Excerpt provided:
=-=-=
[chbot] ARM toolchain comparisons for STM32 F0, F1, and F4

mikael stewart mikael.stewart at gmail.com
Thu Sep 13 04:04:08 BST 2018


I wasn't a fan of stm32cube or Eclipse either, but eventually I caved in.

I use System Workbench by AC6 (Eclipse based IDE with GCC toolchain and
open source flash loader tools) along with STM32CubeMX to generate skeleton
code which has an option for System Workbench.

This pairing has worked out of the box nicely for me. I especially like
using the code generator for setting up clock routing and dealing with
timer peripherals which can be tedious and complex on some of the M3 and M4
devices. IMHO it is much better thought-out than Freescale/NXP's hodgepodge
effort.

The other thing I'd say is that it's nice being able to retain your source
code when you regenerate code. It enables you to scale your project up
module-by-module, drastically reassign peripherals, change clocking etc
with some confidence that you wont continually break previous
modules/dependencies along the way.

Loading the generated project/source code in System Workbench is a matter
of file > import, and it should build first go, though I actually
initialize a Git repo first, then import as git project. Yay! No command
line work.

Worst thing? CubeMX and the Cube libs were little buggy last time I
checked. There was a DMA issue I had where I had to disable/reenable a DMA
channel to get it to load a timer edge capture correctly. I needed an
interrupt to do this, so if it wasn't for the fact that I was capturing a
burst of edges spaced ~100ns apart, then it would have somewhat defeated
the purpose of using DMA in the first place. Also the RTC generator is/was
daft. It would reload a hard-coded time value on reboot with no option to
disable this from being generated.

Cheers

Mikael

On Wed, Sep 12, 2018 at 10:27 PM Mark Atherton <markaren1 at xtra.co.nz> wrote:

> Hello all,
>
> Does anyone have any experience with the various toolchains out there
> for the STM32 ?
=-=-=
(Layout region records)
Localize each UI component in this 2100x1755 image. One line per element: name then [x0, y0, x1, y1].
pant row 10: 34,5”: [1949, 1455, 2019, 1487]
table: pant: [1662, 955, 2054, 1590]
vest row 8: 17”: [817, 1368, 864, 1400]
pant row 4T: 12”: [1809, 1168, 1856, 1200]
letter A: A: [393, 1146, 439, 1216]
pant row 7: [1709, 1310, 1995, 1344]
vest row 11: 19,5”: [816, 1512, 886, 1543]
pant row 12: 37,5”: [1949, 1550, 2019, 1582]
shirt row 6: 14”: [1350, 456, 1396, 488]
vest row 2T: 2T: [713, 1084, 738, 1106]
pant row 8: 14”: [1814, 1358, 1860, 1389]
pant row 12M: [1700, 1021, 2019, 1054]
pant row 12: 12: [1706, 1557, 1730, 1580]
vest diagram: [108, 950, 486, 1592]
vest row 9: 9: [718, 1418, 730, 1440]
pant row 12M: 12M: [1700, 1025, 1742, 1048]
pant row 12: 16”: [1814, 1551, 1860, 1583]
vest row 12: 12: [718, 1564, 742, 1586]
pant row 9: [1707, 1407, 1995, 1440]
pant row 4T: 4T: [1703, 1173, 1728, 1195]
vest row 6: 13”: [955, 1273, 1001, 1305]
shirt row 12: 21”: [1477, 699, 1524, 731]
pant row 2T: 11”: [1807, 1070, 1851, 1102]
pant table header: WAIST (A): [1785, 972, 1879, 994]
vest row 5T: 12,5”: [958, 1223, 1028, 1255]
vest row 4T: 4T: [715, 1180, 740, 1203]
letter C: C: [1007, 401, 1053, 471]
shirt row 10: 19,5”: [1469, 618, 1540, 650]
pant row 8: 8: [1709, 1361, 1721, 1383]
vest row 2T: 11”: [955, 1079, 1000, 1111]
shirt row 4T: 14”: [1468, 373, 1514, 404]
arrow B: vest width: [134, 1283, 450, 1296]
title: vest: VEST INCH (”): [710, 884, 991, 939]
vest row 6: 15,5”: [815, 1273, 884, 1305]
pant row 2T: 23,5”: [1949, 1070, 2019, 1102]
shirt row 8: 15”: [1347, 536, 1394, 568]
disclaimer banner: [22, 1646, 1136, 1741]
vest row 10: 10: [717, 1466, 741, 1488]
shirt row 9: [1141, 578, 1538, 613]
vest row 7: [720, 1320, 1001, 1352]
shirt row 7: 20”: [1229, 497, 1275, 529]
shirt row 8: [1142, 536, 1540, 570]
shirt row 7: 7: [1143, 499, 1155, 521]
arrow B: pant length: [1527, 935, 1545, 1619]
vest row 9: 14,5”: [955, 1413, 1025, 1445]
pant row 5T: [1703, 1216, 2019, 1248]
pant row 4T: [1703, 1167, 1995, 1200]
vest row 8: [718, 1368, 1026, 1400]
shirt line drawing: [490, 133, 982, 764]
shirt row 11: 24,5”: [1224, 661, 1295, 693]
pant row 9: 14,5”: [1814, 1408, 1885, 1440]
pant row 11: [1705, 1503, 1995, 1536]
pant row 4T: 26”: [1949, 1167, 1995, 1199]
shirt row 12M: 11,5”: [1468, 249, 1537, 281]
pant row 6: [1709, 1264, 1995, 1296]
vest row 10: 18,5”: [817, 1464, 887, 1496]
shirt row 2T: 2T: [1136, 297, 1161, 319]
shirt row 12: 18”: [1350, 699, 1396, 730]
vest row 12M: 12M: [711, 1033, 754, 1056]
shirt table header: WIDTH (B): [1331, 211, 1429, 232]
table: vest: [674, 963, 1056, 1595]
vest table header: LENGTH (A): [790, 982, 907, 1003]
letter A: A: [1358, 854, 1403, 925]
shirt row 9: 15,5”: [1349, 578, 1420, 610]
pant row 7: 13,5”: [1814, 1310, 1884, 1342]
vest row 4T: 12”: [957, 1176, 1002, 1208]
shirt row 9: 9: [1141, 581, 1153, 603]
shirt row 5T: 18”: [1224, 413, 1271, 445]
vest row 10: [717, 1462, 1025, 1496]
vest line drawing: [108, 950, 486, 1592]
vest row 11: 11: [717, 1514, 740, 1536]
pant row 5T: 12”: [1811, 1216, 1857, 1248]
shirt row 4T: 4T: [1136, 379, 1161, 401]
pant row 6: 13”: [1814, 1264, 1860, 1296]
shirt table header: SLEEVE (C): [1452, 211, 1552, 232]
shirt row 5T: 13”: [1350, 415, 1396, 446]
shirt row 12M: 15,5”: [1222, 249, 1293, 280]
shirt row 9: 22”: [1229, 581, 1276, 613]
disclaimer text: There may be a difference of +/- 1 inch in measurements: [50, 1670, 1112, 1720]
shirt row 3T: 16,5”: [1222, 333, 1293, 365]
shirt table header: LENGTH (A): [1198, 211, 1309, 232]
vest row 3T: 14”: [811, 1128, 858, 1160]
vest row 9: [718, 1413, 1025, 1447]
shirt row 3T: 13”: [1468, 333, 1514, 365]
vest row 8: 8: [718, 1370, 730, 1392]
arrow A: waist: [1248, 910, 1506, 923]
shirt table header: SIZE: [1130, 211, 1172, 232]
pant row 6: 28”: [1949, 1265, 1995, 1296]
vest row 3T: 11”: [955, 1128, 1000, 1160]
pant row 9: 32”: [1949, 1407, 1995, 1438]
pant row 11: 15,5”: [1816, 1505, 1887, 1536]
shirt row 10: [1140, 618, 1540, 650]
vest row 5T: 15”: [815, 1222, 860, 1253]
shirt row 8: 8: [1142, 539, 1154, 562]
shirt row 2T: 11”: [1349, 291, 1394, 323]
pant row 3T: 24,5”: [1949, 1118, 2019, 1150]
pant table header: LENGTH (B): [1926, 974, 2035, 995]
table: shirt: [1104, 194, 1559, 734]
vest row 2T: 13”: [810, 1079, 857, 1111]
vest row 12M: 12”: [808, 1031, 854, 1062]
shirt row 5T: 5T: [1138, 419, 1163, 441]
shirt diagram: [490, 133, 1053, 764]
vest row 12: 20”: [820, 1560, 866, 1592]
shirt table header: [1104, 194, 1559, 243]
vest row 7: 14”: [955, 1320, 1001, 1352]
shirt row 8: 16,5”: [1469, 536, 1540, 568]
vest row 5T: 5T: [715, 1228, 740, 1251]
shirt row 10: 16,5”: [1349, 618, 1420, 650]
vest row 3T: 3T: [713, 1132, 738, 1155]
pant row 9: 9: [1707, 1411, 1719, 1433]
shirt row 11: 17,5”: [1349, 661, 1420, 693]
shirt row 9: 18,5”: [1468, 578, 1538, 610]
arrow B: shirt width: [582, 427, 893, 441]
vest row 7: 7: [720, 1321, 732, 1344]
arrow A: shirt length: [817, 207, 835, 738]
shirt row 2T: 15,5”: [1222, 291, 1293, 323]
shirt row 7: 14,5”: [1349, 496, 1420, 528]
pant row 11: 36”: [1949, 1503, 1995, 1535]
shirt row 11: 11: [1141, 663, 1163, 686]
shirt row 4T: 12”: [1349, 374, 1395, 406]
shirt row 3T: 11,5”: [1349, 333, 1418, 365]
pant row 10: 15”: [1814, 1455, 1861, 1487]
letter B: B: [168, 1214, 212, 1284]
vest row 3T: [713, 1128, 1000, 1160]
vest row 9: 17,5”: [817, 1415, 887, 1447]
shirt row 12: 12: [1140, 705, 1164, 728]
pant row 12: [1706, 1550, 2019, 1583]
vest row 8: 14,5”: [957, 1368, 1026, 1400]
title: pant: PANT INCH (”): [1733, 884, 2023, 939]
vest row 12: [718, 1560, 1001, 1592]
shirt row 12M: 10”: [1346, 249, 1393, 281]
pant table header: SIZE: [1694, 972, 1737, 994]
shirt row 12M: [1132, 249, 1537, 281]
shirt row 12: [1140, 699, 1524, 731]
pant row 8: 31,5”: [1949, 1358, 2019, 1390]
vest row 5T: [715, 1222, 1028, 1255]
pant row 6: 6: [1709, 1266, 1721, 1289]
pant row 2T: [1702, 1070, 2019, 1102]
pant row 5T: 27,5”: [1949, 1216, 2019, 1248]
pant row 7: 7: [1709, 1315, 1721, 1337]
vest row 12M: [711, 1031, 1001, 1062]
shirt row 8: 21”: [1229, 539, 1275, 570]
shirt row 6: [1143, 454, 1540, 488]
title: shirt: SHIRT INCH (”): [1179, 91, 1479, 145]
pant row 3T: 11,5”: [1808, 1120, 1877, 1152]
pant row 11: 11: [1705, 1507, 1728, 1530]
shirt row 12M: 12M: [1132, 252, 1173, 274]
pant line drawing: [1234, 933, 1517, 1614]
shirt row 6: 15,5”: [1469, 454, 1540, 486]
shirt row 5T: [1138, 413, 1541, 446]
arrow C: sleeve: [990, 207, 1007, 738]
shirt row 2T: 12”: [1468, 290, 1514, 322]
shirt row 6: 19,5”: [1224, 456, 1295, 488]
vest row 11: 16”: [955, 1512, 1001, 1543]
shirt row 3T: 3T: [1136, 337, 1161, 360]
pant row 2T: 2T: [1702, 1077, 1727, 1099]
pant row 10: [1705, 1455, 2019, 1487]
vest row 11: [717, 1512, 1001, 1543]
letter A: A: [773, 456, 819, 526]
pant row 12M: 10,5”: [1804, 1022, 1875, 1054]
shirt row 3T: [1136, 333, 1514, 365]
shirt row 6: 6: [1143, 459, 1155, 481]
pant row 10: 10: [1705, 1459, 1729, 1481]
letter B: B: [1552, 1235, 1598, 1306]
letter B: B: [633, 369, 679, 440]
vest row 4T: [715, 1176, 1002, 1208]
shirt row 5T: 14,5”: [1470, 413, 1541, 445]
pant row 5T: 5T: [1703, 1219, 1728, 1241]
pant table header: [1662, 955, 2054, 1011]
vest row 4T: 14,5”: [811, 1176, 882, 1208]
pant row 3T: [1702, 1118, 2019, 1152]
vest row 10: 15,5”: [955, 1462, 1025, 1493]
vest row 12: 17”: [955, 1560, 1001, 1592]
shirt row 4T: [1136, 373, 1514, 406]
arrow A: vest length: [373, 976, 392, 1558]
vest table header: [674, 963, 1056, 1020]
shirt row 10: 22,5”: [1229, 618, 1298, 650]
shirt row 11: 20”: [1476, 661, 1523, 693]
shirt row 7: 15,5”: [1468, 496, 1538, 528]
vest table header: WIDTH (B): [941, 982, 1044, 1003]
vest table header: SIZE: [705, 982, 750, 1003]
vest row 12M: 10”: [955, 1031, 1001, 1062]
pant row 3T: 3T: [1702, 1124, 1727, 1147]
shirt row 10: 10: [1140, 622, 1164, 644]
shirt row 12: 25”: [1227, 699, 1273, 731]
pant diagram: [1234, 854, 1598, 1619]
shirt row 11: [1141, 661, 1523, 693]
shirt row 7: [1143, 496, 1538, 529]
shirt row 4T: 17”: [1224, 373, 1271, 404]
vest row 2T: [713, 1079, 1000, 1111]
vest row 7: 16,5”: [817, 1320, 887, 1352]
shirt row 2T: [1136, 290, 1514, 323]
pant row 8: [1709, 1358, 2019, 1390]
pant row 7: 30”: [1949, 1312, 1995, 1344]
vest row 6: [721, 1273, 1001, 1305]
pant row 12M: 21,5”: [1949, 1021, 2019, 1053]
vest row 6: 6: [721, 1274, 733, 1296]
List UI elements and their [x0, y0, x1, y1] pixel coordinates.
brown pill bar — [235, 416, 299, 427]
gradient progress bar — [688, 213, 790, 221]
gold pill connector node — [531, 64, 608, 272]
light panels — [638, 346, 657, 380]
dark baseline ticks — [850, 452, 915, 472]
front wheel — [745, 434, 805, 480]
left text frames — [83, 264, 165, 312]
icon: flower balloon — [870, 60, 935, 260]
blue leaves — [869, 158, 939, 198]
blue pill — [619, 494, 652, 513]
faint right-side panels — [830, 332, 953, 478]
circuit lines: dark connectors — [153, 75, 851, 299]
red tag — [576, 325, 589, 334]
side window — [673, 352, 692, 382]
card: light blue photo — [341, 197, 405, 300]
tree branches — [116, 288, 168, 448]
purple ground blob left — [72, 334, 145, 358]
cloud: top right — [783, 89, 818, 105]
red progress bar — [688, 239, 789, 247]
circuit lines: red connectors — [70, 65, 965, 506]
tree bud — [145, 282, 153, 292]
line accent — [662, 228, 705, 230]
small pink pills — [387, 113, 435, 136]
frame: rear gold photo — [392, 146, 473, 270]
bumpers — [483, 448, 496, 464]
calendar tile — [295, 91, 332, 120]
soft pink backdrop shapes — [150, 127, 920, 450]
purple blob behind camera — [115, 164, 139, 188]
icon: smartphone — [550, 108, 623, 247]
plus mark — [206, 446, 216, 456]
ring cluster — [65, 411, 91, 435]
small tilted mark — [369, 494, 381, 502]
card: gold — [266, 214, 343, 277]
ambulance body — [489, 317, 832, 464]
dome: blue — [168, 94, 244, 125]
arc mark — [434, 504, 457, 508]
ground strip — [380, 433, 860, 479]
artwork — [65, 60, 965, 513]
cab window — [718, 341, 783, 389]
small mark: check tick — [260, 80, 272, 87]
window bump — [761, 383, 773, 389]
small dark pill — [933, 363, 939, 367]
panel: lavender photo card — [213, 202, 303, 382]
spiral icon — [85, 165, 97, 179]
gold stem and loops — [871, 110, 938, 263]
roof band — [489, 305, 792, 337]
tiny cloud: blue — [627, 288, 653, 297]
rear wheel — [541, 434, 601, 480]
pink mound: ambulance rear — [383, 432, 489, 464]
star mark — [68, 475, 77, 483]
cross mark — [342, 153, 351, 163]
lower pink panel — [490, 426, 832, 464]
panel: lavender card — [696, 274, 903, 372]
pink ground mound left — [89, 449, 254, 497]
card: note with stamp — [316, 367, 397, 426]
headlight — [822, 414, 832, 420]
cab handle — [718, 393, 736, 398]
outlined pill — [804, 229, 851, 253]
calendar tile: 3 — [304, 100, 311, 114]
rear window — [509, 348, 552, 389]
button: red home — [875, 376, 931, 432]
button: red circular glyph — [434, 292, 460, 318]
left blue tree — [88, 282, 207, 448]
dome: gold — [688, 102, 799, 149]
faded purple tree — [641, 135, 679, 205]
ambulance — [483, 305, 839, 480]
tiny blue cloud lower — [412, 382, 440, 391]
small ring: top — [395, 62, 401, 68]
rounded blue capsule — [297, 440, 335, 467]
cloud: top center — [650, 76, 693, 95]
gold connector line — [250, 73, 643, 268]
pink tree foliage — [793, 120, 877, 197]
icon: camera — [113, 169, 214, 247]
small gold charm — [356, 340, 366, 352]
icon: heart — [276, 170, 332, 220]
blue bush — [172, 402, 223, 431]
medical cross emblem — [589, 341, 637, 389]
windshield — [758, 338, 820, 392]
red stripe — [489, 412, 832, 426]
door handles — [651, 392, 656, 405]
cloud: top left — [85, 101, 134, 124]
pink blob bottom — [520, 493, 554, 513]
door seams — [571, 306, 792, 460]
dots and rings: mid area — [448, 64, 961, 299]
=-=-=
Your instructions:
Reproduce the full mailing list post on ARM toolchains for STM32 from above, with every line unchanged.

Written answer:
[chbot] ARM toolchain comparisons for STM32 F0, F1, and F4

mikael stewart mikael.stewart at gmail.com
Thu Sep 13 04:04:08 BST 2018


I wasn't a fan of stm32cube or Eclipse either, but eventually I caved in.

I use System Workbench by AC6 (Eclipse based IDE with GCC toolchain and
open source flash loader tools) along with STM32CubeMX to generate skeleton
code which has an option for System Workbench.

This pairing has worked out of the box nicely for me. I especially like
using the code generator for setting up clock routing and dealing with
timer peripherals which can be tedious and complex on some of the M3 and M4
devices. IMHO it is much better thought-out than Freescale/NXP's hodgepodge
effort.

The other thing I'd say is that it's nice being able to retain your source
code when you regenerate code. It enables you to scale your project up
module-by-module, drastically reassign peripherals, change clocking etc
with some confidence that you wont continually break previous
modules/dependencies along the way.

Loading the generated project/source code in System Workbench is a matter
of file > import, and it should build first go, though I actually
initialize a Git repo first, then import as git project. Yay! No command
line work.

Worst thing? CubeMX and the Cube libs were little buggy last time I
checked. There was a DMA issue I had where I had to disable/reenable a DMA
channel to get it to load a timer edge capture correctly. I needed an
interrupt to do this, so if it wasn't for the fact that I was capturing a
burst of edges spaced ~100ns apart, then it would have somewhat defeated
the purpose of using DMA in the first place. Also the RTC generator is/was
daft. It would reload a hard-coded time value on reboot with no option to
disable this from being generated.

Cheers

Mikael

On Wed, Sep 12, 2018 at 10:27 PM Mark Atherton <markaren1 at xtra.co.nz> wrote:

> Hello all,
>
> Does anyone have any experience with the various toolchains out there
> for the STM32 ?